_What the task asks_: Where a line contains the string "pressure", copy that line.
[Start Stored rows]
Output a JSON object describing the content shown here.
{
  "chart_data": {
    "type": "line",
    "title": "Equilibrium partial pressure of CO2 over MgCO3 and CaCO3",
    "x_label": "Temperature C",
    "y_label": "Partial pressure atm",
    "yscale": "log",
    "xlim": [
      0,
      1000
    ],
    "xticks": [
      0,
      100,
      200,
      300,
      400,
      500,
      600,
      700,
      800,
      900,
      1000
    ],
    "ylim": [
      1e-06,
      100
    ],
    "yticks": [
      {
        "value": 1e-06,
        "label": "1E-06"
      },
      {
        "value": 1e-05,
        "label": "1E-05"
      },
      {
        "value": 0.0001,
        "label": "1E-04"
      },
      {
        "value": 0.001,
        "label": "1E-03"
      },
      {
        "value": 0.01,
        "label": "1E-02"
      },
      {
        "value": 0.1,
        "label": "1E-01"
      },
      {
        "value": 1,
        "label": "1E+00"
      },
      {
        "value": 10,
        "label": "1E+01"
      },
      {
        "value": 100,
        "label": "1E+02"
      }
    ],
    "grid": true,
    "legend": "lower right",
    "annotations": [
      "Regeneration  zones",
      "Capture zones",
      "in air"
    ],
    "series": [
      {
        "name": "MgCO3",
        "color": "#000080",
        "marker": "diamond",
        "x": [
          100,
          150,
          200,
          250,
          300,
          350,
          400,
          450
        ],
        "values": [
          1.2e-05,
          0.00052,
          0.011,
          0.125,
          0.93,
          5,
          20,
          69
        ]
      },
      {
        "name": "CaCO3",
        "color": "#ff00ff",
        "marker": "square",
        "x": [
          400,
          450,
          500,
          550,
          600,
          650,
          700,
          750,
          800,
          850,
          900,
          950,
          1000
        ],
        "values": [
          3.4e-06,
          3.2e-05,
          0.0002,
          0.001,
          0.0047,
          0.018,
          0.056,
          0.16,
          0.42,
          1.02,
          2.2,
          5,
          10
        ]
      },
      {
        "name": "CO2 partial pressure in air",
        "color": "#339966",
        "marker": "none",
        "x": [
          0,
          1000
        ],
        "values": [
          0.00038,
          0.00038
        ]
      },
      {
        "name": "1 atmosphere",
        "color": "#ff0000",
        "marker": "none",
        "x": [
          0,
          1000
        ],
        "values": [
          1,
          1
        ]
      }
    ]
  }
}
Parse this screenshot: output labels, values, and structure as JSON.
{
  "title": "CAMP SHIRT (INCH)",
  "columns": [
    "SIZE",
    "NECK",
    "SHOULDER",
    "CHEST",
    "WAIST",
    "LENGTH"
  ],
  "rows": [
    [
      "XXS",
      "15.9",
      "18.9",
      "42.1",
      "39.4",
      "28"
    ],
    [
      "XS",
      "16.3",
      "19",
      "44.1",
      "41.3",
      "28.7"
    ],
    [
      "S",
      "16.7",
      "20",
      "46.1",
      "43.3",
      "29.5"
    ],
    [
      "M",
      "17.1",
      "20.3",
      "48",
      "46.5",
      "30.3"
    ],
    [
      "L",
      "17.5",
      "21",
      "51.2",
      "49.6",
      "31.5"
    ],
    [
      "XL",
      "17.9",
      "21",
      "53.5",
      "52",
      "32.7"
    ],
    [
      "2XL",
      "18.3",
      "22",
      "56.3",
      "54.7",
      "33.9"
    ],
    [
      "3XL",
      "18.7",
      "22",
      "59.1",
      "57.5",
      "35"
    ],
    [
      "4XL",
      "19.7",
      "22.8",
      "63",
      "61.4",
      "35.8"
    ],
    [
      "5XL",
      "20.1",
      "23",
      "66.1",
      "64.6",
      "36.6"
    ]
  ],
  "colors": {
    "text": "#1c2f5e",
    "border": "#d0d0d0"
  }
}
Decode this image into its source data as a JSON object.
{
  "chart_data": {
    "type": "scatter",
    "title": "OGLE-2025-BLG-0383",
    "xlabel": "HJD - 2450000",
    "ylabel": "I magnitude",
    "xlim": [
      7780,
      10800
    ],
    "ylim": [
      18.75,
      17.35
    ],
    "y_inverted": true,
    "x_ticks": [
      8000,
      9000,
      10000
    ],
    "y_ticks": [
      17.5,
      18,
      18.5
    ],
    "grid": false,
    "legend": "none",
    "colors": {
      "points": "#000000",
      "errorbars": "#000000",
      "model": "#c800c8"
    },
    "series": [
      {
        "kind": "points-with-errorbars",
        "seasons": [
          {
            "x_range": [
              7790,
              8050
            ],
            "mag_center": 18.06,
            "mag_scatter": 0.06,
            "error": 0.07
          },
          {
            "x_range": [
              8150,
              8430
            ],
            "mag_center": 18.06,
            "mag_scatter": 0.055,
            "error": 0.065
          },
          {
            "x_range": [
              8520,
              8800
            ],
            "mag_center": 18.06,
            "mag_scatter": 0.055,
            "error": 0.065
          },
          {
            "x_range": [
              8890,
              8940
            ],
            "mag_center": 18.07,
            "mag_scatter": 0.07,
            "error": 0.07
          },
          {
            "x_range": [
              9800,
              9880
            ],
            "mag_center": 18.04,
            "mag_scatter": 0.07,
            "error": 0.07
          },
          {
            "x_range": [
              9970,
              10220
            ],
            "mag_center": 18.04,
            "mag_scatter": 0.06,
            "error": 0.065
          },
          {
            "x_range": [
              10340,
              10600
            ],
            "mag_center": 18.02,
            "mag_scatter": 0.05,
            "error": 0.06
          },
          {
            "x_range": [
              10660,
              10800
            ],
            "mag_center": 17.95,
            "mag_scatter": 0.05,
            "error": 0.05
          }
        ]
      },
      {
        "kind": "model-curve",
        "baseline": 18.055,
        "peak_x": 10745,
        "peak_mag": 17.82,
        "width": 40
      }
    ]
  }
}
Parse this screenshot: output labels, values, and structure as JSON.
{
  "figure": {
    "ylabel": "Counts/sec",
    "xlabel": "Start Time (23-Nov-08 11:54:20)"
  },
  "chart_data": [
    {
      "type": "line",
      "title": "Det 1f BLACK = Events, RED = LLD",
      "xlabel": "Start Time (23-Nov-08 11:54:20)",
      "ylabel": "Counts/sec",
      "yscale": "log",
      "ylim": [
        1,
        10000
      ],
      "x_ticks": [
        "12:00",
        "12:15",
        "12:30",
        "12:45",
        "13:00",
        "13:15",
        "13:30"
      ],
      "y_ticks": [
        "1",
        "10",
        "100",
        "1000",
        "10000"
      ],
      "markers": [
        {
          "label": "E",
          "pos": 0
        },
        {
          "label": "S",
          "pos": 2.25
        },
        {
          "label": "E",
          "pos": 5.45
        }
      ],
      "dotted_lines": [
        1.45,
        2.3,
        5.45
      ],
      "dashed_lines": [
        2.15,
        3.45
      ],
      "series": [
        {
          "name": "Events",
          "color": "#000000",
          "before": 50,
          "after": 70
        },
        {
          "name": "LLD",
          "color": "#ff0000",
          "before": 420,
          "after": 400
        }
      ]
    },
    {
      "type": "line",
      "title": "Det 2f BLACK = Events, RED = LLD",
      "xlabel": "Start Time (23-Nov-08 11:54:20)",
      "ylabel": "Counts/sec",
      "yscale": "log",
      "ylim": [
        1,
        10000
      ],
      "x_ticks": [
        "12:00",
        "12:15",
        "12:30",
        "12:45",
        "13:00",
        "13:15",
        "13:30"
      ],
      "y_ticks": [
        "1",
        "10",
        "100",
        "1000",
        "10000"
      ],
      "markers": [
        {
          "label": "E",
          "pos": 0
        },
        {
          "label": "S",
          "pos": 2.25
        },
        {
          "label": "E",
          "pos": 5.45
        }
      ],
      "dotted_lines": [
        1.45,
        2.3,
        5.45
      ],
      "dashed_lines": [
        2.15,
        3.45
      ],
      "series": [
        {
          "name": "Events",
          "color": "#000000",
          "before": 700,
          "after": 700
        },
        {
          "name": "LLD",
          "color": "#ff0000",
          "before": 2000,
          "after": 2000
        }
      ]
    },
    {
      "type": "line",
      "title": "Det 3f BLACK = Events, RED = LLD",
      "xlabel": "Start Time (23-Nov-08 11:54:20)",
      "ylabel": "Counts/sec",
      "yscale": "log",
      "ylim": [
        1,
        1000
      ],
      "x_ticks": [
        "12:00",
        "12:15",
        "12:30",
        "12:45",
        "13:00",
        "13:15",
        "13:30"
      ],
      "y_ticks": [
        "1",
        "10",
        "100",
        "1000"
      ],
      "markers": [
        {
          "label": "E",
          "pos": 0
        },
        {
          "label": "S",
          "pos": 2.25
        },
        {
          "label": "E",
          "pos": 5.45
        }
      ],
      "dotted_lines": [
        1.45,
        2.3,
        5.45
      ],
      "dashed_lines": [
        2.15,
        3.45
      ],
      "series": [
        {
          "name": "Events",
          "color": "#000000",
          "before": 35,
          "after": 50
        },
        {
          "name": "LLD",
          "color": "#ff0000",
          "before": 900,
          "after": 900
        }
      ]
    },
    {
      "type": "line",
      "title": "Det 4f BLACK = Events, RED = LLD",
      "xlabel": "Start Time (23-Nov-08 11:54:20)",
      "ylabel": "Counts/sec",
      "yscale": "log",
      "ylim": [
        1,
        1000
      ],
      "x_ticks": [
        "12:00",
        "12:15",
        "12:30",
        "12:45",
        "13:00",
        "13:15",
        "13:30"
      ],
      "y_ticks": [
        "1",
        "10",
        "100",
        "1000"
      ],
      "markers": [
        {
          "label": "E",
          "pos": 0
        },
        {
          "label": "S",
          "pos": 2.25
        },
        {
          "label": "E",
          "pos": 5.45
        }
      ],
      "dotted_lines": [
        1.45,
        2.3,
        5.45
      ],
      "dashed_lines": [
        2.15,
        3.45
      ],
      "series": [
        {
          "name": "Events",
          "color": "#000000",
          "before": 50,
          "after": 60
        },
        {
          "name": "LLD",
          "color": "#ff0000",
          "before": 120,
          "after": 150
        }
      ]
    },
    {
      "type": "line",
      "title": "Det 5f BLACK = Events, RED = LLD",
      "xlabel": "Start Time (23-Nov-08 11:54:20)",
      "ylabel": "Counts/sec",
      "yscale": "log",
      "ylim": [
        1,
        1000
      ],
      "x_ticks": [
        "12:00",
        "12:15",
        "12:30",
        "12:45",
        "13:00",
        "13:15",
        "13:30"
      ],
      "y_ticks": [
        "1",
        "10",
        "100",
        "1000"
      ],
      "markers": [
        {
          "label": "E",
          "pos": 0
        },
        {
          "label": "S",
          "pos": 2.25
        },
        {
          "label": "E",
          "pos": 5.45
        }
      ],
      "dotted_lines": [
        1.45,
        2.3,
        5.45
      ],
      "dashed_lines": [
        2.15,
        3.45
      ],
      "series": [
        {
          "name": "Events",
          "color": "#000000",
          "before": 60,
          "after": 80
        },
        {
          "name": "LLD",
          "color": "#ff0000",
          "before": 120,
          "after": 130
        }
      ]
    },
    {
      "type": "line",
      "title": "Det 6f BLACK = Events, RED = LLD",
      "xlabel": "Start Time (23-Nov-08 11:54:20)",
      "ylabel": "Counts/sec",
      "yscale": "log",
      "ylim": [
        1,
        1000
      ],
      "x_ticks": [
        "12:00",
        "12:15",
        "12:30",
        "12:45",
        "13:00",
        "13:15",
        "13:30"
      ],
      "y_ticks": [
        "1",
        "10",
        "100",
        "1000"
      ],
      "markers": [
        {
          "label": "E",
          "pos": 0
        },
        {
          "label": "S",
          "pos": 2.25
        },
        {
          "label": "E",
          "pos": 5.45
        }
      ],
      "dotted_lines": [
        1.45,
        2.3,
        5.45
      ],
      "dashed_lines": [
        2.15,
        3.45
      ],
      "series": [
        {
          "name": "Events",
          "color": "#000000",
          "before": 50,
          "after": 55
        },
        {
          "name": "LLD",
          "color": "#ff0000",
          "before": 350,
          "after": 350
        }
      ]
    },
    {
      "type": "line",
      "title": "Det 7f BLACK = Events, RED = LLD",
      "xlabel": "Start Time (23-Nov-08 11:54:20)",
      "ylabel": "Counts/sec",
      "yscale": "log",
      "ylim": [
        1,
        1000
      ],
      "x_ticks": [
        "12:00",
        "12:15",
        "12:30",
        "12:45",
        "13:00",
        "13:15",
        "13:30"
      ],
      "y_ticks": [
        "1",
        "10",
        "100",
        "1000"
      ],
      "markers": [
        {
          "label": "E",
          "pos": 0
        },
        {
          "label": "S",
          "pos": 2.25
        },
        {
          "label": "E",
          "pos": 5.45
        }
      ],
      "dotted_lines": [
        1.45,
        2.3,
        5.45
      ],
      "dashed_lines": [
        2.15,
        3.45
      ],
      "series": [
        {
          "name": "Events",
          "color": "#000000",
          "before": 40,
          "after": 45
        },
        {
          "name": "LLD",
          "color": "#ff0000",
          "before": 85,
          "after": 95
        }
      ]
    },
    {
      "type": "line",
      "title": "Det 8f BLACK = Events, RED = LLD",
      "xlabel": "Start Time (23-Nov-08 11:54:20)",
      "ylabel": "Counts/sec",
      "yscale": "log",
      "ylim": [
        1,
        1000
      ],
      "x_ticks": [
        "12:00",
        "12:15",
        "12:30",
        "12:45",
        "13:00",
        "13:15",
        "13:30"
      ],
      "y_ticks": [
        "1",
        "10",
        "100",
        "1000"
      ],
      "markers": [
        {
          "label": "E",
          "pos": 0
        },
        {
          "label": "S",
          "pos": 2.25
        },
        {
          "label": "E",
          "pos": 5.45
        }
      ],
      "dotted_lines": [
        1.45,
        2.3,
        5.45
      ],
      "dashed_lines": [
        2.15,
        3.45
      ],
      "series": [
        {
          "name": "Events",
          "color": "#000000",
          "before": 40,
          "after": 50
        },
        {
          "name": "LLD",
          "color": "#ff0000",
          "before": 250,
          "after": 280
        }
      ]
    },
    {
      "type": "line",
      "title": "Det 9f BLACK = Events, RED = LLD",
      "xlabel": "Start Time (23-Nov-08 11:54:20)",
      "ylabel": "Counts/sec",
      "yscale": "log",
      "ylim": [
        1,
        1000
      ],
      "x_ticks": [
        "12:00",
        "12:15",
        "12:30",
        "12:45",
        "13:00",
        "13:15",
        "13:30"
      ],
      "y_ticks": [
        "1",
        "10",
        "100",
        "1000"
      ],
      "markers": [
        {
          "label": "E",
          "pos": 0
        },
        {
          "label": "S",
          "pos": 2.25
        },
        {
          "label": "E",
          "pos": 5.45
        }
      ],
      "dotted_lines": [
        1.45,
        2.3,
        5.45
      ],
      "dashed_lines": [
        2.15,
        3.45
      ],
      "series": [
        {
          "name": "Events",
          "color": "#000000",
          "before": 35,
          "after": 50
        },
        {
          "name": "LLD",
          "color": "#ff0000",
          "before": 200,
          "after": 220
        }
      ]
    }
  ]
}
[End Stored rows]
_Result of the task_:
    "title": "Equilibrium partial pressure of CO2 over MgCO3 and CaCO3",
    "y_label": "Partial pressure atm",
        "name": "CO2 partial pressure in air",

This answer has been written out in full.